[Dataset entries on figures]

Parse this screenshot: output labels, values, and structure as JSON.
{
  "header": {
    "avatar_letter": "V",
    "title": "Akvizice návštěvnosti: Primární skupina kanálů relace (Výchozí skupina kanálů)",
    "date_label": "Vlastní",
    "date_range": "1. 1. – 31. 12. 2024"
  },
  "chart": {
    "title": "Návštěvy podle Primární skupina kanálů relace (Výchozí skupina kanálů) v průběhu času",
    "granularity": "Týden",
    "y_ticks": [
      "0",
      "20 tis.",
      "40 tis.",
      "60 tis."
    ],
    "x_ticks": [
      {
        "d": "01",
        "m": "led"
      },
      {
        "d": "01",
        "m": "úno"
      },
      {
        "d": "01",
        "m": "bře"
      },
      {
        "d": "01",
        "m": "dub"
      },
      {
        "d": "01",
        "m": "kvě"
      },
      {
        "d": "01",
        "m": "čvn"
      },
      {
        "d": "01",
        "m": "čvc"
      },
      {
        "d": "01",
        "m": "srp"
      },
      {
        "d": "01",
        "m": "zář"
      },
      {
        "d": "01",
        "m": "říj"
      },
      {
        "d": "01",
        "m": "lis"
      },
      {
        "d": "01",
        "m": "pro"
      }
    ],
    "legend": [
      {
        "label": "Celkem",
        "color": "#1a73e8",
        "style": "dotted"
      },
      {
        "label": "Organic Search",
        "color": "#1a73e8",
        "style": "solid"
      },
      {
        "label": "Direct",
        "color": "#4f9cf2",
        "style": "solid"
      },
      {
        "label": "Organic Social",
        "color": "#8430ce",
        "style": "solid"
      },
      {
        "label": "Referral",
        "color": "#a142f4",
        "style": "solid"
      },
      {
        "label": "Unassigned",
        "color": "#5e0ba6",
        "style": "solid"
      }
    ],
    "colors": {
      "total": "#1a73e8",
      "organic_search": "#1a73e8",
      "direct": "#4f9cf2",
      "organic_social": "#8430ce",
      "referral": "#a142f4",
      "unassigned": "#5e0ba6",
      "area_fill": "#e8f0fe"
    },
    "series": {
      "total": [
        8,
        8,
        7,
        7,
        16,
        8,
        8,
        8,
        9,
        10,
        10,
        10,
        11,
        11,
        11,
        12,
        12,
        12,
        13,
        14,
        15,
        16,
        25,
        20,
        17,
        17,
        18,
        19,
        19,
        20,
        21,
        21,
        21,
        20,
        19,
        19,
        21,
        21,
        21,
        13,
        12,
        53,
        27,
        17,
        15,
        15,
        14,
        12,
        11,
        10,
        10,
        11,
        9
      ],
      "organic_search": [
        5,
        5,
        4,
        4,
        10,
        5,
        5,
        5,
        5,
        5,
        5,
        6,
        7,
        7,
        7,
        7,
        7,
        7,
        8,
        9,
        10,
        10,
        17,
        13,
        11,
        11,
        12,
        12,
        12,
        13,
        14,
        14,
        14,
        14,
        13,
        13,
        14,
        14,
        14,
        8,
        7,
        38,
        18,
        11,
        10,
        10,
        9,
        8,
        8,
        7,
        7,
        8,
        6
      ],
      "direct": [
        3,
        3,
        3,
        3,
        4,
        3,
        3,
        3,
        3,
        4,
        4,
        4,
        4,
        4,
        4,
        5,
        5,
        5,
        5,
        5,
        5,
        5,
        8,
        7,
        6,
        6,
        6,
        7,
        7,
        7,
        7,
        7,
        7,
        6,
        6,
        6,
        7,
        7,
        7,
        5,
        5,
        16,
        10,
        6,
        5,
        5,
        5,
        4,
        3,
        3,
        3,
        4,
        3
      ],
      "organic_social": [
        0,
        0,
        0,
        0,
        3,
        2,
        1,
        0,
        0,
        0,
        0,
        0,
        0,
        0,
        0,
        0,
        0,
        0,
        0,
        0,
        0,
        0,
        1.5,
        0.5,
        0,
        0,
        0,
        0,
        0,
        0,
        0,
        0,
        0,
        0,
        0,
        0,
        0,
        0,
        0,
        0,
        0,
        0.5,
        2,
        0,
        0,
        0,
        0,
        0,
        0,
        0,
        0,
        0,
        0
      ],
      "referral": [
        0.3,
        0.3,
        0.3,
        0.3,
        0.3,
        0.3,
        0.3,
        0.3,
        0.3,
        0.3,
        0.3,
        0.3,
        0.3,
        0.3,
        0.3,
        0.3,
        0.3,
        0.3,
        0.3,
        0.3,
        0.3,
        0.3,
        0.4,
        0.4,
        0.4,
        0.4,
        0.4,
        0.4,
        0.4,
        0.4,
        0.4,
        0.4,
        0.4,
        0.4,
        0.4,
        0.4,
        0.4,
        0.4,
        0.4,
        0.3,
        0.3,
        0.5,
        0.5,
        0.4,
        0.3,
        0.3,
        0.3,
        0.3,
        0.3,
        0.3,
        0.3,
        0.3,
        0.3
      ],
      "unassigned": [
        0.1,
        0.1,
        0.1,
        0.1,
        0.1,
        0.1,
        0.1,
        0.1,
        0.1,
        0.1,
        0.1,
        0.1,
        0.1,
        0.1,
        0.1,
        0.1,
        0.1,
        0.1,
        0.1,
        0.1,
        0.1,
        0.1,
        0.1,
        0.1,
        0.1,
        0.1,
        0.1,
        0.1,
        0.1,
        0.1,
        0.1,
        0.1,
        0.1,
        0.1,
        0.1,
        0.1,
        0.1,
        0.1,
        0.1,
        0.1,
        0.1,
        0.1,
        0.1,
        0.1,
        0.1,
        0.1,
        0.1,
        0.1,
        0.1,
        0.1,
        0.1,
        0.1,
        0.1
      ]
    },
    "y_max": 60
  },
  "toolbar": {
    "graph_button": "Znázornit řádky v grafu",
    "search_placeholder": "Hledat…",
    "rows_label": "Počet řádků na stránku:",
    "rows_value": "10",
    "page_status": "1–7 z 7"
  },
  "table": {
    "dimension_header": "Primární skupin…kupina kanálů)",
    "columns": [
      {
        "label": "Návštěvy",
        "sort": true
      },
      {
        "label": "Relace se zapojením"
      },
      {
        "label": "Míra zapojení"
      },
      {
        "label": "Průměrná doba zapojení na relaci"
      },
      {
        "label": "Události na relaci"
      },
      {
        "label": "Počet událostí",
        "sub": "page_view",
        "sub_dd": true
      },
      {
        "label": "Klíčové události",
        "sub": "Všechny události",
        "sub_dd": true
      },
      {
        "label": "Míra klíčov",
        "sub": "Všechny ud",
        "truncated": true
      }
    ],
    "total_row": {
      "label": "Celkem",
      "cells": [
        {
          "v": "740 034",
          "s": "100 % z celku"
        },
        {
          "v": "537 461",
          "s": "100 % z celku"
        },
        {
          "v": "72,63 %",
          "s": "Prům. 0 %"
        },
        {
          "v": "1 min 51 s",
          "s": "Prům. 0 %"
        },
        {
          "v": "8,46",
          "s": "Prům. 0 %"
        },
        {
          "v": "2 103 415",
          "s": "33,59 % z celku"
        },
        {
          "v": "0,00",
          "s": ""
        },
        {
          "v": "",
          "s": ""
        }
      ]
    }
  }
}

### Task to carry out
Output every entry shown above, exactly.

### Correct response
Parse this screenshot: output labels, values, and structure as JSON.
{
  "header": {
    "avatar_letter": "V",
    "title": "Akvizice návštěvnosti: Primární skupina kanálů relace (Výchozí skupina kanálů)",
    "date_label": "Vlastní",
    "date_range": "1. 1. – 31. 12. 2024"
  },
  "chart": {
    "title": "Návštěvy podle Primární skupina kanálů relace (Výchozí skupina kanálů) v průběhu času",
    "granularity": "Týden",
    "y_ticks": [
      "0",
      "20 tis.",
      "40 tis.",
      "60 tis."
    ],
    "x_ticks": [
      {
        "d": "01",
        "m": "led"
      },
      {
        "d": "01",
        "m": "úno"
      },
      {
        "d": "01",
        "m": "bře"
      },
      {
        "d": "01",
        "m": "dub"
      },
      {
        "d": "01",
        "m": "kvě"
      },
      {
        "d": "01",
        "m": "čvn"
      },
      {
        "d": "01",
        "m": "čvc"
      },
      {
        "d": "01",
        "m": "srp"
      },
      {
        "d": "01",
        "m": "zář"
      },
      {
        "d": "01",
        "m": "říj"
      },
      {
        "d": "01",
        "m": "lis"
      },
      {
        "d": "01",
        "m": "pro"
      }
    ],
    "legend": [
      {
        "label": "Celkem",
        "color": "#1a73e8",
        "style": "dotted"
      },
      {
        "label": "Organic Search",
        "color": "#1a73e8",
        "style": "solid"
      },
      {
        "label": "Direct",
        "color": "#4f9cf2",
        "style": "solid"
      },
      {
        "label": "Organic Social",
        "color": "#8430ce",
        "style": "solid"
      },
      {
        "label": "Referral",
        "color": "#a142f4",
        "style": "solid"
      },
      {
        "label": "Unassigned",
        "color": "#5e0ba6",
        "style": "solid"
      }
    ],
    "colors": {
      "total": "#1a73e8",
      "organic_search": "#1a73e8",
      "direct": "#4f9cf2",
      "organic_social": "#8430ce",
      "referral": "#a142f4",
      "unassigned": "#5e0ba6",
      "area_fill": "#e8f0fe"
    },
    "series": {
      "total": [
        8,
        8,
        7,
        7,
        16,
        8,
        8,
        8,
        9,
        10,
        10,
        10,
        11,
        11,
        11,
        12,
        12,
        12,
        13,
        14,
        15,
        16,
        25,
        20,
        17,
        17,
        18,
        19,
        19,
        20,
        21,
        21,
        21,
        20,
        19,
        19,
        21,
        21,
        21,
        13,
        12,
        53,
        27,
        17,
        15,
        15,
        14,
        12,
        11,
        10,
        10,
        11,
        9
      ],
      "organic_search": [
        5,
        5,
        4,
        4,
        10,
        5,
        5,
        5,
        5,
        5,
        5,
        6,
        7,
        7,
        7,
        7,
        7,
        7,
        8,
        9,
        10,
        10,
        17,
        13,
        11,
        11,
        12,
        12,
        12,
        13,
        14,
        14,
        14,
        14,
        13,
        13,
        14,
        14,
        14,
        8,
        7,
        38,
        18,
        11,
        10,
        10,
        9,
        8,
        8,
        7,
        7,
        8,
        6
      ],
      "direct": [
        3,
        3,
        3,
        3,
        4,
        3,
        3,
        3,
        3,
        4,
        4,
        4,
        4,
        4,
        4,
        5,
        5,
        5,
        5,
        5,
        5,
        5,
        8,
        7,
        6,
        6,
        6,
        7,
        7,
        7,
        7,
        7,
        7,
        6,
        6,
        6,
        7,
        7,
        7,
        5,
        5,
        16,
        10,
        6,
        5,
        5,
        5,
        4,
        3,
        3,
        3,
        4,
        3
      ],
      "organic_social": [
        0,
        0,
        0,
        0,
        3,
        2,
        1,
        0,
        0,
        0,
        0,
        0,
        0,
        0,
        0,
        0,
        0,
        0,
        0,
        0,
        0,
        0,
        1.5,
        0.5,
        0,
        0,
        0,
        0,
        0,
        0,
        0,
        0,
        0,
        0,
        0,
        0,
        0,
        0,
        0,
        0,
        0,
        0.5,
        2,
        0,
        0,
        0,
        0,
        0,
        0,
        0,
        0,
        0,
        0
      ],
      "referral": [
        0.3,
        0.3,
        0.3,
        0.3,
        0.3,
        0.3,
        0.3,
        0.3,
        0.3,
        0.3,
        0.3,
        0.3,
        0.3,
        0.3,
        0.3,
        0.3,
        0.3,
        0.3,
        0.3,
        0.3,
        0.3,
        0.3,
        0.4,
        0.4,
        0.4,
        0.4,
        0.4,
        0.4,
        0.4,
        0.4,
        0.4,
        0.4,
        0.4,
        0.4,
        0.4,
        0.4,
        0.4,
        0.4,
        0.4,
        0.3,
        0.3,
        0.5,
        0.5,
        0.4,
        0.3,
        0.3,
        0.3,
        0.3,
        0.3,
        0.3,
        0.3,
        0.3,
        0.3
      ],
      "unassigned": [
        0.1,
        0.1,
        0.1,
        0.1,
        0.1,
        0.1,
        0.1,
        0.1,
        0.1,
        0.1,
        0.1,
        0.1,
        0.1,
        0.1,
        0.1,
        0.1,
        0.1,
        0.1,
        0.1,
        0.1,
        0.1,
        0.1,
        0.1,
        0.1,
        0.1,
        0.1,
        0.1,
        0.1,
        0.1,
        0.1,
        0.1,
        0.1,
        0.1,
        0.1,
        0.1,
        0.1,
        0.1,
        0.1,
        0.1,
        0.1,
        0.1,
        0.1,
        0.1,
        0.1,
        0.1,
        0.1,
        0.1,
        0.1,
        0.1,
        0.1,
        0.1,
        0.1,
        0.1
      ]
    },
    "y_max": 60
  },
  "toolbar": {
    "graph_button": "Znázornit řádky v grafu",
    "search_placeholder": "Hledat…",
    "rows_label": "Počet řádků na stránku:",
    "rows_value": "10",
    "page_status": "1–7 z 7"
  },
  "table": {
    "dimension_header": "Primární skupin…kupina kanálů)",
    "columns": [
      {
        "label": "Návštěvy",
        "sort": true
      },
      {
        "label": "Relace se zapojením"
      },
      {
        "label": "Míra zapojení"
      },
      {
        "label": "Průměrná doba zapojení na relaci"
      },
      {
        "label": "Události na relaci"
      },
      {
        "label": "Počet událostí",
        "sub": "page_view",
        "sub_dd": true
      },
      {
        "label": "Klíčové události",
        "sub": "Všechny události",
        "sub_dd": true
      },
      {
        "label": "Míra klíčov",
        "sub": "Všechny ud",
        "truncated": true
      }
    ],
    "total_row": {
      "label": "Celkem",
      "cells": [
        {
          "v": "740 034",
          "s": "100 % z celku"
        },
        {
          "v": "537 461",
          "s": "100 % z celku"
        },
        {
          "v": "72,63 %",
          "s": "Prům. 0 %"
        },
        {
          "v": "1 min 51 s",
          "s": "Prům. 0 %"
        },
        {
          "v": "8,46",
          "s": "Prům. 0 %"
        },
        {
          "v": "2 103 415",
          "s": "33,59 % z celku"
        },
        {
          "v": "0,00",
          "s": ""
        },
        {
          "v": "",
          "s": ""
        }
      ]
    }
  }
}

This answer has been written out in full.